Requirements ::
All entries must be extracted exactly, with nothing added or dropped.
— start Records shown —
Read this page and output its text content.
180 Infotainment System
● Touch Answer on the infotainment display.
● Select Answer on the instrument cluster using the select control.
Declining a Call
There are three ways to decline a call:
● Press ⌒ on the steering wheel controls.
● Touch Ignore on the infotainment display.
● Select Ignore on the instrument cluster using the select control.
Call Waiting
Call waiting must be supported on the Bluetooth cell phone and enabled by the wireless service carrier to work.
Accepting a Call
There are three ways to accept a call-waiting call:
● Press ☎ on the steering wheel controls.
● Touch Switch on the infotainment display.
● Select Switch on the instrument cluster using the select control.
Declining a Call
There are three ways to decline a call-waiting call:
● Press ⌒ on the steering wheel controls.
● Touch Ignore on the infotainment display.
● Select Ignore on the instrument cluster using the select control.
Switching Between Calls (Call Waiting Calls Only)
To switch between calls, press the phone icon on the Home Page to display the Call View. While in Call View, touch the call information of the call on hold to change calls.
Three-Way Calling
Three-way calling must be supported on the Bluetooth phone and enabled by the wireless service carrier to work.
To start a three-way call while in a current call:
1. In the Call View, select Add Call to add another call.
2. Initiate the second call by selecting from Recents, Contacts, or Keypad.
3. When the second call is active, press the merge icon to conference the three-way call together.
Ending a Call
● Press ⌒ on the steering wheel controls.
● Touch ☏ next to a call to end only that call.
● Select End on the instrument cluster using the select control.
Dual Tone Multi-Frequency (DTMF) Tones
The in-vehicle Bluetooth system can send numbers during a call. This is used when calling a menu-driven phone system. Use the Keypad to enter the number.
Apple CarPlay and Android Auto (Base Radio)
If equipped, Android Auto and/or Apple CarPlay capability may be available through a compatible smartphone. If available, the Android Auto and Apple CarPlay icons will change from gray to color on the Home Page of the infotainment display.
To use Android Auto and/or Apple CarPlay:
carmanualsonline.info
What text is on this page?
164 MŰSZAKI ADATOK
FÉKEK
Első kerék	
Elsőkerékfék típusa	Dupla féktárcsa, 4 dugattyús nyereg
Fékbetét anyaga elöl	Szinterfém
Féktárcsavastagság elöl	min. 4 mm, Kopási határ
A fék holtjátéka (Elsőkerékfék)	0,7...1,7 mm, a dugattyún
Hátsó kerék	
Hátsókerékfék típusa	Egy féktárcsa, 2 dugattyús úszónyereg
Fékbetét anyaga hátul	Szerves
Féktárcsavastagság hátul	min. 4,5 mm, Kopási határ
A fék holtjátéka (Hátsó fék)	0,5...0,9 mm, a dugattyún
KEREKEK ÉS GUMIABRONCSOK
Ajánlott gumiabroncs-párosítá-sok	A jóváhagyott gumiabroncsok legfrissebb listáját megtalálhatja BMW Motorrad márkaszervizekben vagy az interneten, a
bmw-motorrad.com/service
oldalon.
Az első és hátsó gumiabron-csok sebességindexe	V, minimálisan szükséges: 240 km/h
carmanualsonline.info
— end Records shown —
Task response ::
Read this page and output its text content.
180 Infotainment System
● Touch Answer on the infotainment display.
● Select Answer on the instrument cluster using the select control.
Declining a Call
There are three ways to decline a call:
● Press ⌒ on the steering wheel controls.
● Touch Ignore on the infotainment display.
● Select Ignore on the instrument cluster using the select control.
Call Waiting
Call waiting must be supported on the Bluetooth cell phone and enabled by the wireless service carrier to work.
Accepting a Call
There are three ways to accept a call-waiting call:
● Press ☎ on the steering wheel controls.
● Touch Switch on the infotainment display.
● Select Switch on the instrument cluster using the select control.
Declining a Call
There are three ways to decline a call-waiting call:
● Press ⌒ on the steering wheel controls.
● Touch Ignore on the infotainment display.
● Select Ignore on the instrument cluster using the select control.
Switching Between Calls (Call Waiting Calls Only)
To switch between calls, press the phone icon on the Home Page to display the Call View. While in Call View, touch the call information of the call on hold to change calls.
Three-Way Calling
Three-way calling must be supported on the Bluetooth phone and enabled by the wireless service carrier to work.
To start a three-way call while in a current call:
1. In the Call View, select Add Call to add another call.
2. Initiate the second call by selecting from Recents, Contacts, or Keypad.
3. When the second call is active, press the merge icon to conference the three-way call together.
Ending a Call
● Press ⌒ on the steering wheel controls.
● Touch ☏ next to a call to end only that call.
● Select End on the instrument cluster using the select control.
Dual Tone Multi-Frequency (DTMF) Tones
The in-vehicle Bluetooth system can send numbers during a call. This is used when calling a menu-driven phone system. Use the Keypad to enter the number.
Apple CarPlay and Android Auto (Base Radio)
If equipped, Android Auto and/or Apple CarPlay capability may be available through a compatible smartphone. If available, the Android Auto and Apple CarPlay icons will change from gray to color on the Home Page of the infotainment display.
To use Android Auto and/or Apple CarPlay:
carmanualsonline.info
What text is on this page?
164 MŰSZAKI ADATOK
FÉKEK
Első kerék	
Elsőkerékfék típusa	Dupla féktárcsa, 4 dugattyús nyereg
Fékbetét anyaga elöl	Szinterfém
Féktárcsavastagság elöl	min. 4 mm, Kopási határ
A fék holtjátéka (Elsőkerékfék)	0,7...1,7 mm, a dugattyún
Hátsó kerék	
Hátsókerékfék típusa	Egy féktárcsa, 2 dugattyús úszónyereg
Fékbetét anyaga hátul	Szerves
Féktárcsavastagság hátul	min. 4,5 mm, Kopási határ
A fék holtjátéka (Hátsó fék)	0,5...0,9 mm, a dugattyún
KEREKEK ÉS GUMIABRONCSOK
Ajánlott gumiabroncs-párosítá-sok	A jóváhagyott gumiabroncsok legfrissebb listáját megtalálhatja BMW Motorrad márkaszervizekben vagy az interneten, a
bmw-motorrad.com/service
oldalon.
Az első és hátsó gumiabron-csok sebességindexe	V, minimálisan szükséges: 240 km/h
carmanualsonline.info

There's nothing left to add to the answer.